WHAT IS BEING ASKED →
Your task is to copy each line that has the word "header".

* start *

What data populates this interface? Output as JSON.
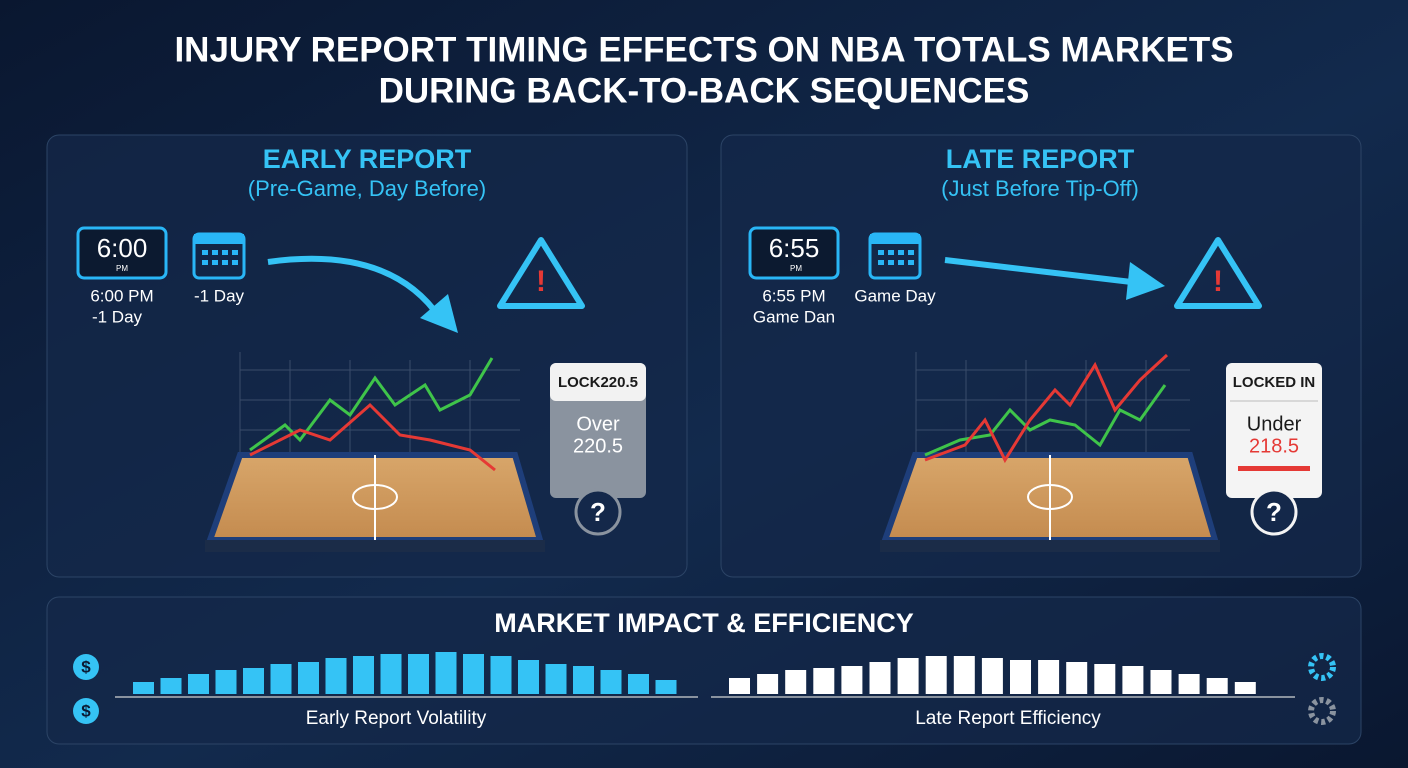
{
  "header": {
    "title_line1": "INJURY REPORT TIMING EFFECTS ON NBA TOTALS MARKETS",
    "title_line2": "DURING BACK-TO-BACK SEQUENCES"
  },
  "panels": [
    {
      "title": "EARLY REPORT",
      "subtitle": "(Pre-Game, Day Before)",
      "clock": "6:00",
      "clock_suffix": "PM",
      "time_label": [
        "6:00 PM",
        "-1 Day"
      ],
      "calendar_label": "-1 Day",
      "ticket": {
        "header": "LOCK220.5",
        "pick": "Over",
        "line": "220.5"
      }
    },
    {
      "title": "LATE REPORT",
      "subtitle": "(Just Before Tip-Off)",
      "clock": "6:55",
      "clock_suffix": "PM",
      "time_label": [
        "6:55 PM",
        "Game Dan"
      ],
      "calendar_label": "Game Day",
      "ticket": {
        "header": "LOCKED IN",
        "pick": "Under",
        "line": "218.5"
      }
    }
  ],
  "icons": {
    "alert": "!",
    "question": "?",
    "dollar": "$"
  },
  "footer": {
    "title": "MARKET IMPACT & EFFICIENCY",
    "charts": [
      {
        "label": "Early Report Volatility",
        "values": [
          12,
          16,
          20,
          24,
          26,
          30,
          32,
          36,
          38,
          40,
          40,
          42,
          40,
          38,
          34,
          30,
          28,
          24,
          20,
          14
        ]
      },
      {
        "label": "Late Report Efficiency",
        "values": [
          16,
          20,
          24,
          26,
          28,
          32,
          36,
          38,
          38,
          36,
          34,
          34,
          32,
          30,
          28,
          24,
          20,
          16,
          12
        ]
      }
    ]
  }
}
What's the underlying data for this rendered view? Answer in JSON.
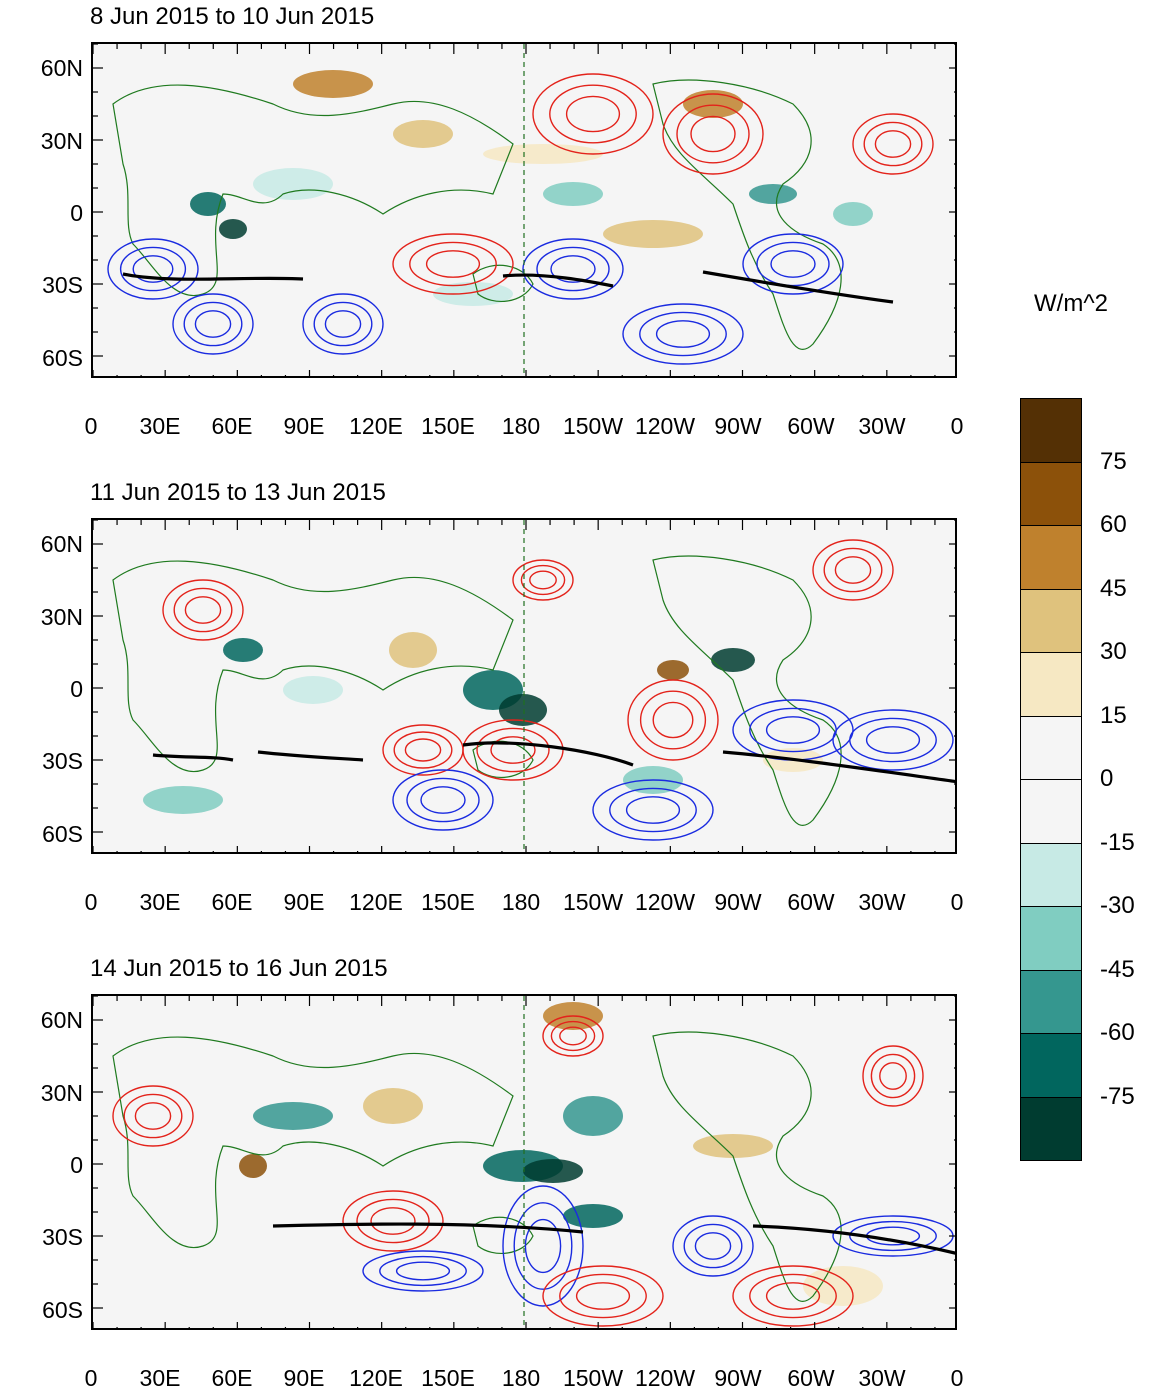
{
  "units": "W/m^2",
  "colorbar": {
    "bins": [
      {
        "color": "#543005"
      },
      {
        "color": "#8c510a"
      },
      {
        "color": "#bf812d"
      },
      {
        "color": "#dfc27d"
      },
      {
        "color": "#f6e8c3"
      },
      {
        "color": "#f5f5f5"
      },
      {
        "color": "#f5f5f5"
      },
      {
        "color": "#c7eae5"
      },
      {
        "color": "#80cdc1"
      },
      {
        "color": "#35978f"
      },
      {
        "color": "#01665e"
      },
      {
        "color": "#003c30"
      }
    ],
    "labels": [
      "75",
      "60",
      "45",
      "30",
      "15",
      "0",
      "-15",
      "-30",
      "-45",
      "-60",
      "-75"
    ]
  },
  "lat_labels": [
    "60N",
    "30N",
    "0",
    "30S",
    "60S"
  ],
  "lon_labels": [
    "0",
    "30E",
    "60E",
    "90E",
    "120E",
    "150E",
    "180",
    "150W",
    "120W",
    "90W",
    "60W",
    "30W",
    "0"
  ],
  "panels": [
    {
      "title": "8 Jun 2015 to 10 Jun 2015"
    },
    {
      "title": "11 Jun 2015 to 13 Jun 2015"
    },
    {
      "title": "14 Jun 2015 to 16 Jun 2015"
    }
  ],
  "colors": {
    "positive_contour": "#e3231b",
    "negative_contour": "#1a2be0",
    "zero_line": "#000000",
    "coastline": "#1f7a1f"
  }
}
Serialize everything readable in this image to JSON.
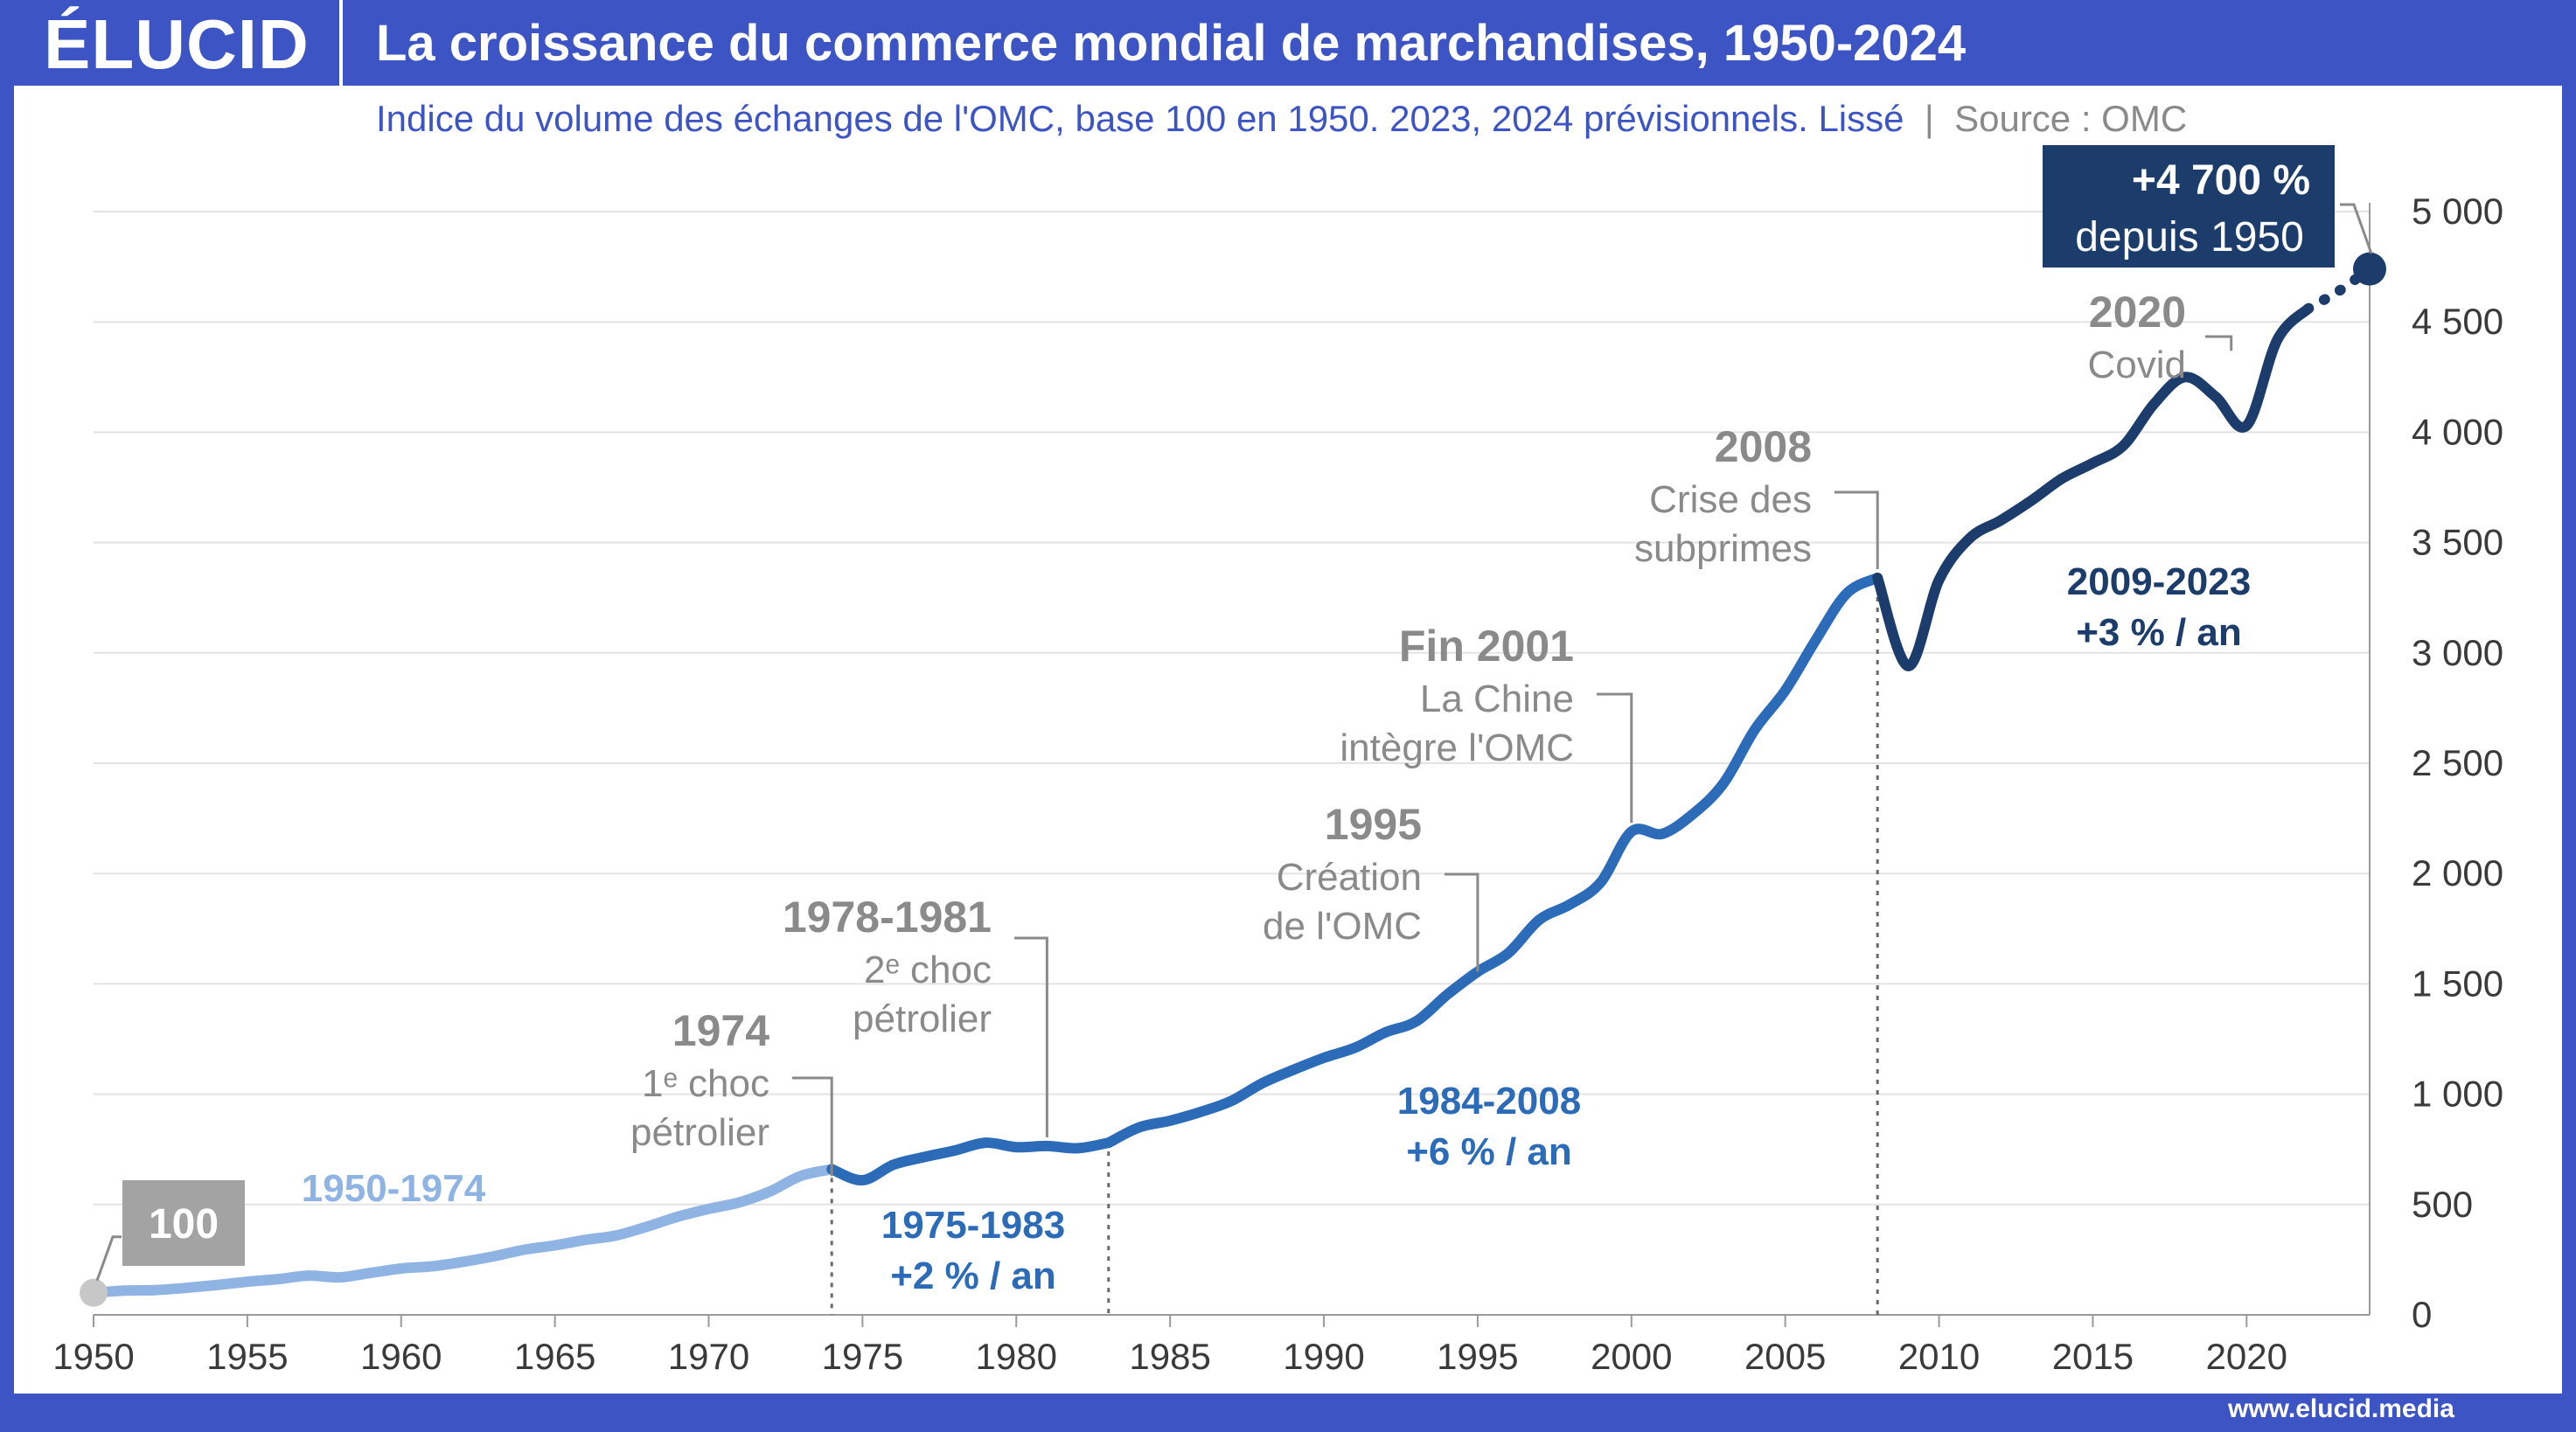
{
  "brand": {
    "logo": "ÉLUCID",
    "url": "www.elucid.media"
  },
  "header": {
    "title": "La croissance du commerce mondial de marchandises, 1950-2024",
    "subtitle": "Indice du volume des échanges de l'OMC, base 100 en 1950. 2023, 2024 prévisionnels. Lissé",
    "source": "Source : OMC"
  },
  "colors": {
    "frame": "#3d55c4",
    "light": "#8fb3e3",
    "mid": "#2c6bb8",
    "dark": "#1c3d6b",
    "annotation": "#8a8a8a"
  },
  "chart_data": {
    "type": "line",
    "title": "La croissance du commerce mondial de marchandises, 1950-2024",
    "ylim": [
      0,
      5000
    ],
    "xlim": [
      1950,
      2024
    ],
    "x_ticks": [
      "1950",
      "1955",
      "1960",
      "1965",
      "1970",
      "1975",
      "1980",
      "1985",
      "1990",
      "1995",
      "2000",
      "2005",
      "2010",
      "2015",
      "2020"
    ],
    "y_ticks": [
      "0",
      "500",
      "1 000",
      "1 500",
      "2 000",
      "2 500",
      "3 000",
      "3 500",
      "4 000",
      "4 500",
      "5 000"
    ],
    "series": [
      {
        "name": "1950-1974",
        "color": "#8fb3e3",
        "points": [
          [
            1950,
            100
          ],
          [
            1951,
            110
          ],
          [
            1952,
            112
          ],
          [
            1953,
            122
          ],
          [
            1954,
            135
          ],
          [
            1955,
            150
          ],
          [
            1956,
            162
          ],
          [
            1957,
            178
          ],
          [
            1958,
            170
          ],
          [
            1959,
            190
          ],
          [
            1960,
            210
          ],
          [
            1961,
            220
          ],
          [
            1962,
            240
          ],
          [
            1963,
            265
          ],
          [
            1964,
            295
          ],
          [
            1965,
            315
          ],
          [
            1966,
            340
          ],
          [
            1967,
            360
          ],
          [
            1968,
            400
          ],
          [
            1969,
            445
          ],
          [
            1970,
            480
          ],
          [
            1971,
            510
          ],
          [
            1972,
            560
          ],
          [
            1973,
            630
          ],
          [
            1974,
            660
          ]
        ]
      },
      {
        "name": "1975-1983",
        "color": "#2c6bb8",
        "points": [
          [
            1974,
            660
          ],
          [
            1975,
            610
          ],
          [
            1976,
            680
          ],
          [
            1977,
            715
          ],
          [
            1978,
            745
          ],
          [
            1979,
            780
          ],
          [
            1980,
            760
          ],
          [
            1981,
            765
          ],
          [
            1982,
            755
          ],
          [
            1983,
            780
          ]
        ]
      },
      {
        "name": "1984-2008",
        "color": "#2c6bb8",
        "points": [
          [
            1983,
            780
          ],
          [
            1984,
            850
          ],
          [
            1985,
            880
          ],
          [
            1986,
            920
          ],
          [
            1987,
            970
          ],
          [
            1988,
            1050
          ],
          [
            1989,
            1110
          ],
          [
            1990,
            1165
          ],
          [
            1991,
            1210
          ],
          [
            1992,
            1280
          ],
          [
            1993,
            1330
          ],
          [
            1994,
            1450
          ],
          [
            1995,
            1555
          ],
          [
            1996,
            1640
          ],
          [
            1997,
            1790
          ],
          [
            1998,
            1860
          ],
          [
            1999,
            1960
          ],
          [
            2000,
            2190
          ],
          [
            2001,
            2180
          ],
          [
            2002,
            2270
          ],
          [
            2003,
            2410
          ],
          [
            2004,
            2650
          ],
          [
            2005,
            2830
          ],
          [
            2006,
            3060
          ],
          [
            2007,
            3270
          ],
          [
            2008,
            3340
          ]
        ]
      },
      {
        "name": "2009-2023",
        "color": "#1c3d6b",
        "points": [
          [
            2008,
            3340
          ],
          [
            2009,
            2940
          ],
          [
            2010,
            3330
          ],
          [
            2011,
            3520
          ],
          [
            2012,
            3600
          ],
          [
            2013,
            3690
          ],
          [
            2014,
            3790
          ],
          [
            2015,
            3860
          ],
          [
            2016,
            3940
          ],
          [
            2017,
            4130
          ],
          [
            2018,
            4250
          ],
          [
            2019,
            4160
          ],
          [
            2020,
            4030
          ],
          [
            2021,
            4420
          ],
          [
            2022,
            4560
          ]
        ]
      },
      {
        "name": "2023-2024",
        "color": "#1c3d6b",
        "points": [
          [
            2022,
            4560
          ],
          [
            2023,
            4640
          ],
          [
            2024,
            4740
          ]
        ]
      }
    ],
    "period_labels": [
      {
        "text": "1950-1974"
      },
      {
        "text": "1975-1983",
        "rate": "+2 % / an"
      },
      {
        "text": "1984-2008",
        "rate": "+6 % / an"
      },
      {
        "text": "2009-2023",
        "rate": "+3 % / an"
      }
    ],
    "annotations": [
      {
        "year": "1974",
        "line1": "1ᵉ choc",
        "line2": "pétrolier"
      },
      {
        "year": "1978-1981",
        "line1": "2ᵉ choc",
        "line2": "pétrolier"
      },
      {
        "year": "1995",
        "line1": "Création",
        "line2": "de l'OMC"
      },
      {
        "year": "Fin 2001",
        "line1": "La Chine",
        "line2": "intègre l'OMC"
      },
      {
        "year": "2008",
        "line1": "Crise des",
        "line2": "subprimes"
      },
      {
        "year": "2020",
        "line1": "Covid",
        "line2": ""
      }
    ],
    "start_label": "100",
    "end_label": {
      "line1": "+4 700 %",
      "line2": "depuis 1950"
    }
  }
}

* end *

THE REPLY →
  "header": {
        "header": "LOCK220.5",
        "header": "LOCKED IN",
  "header": {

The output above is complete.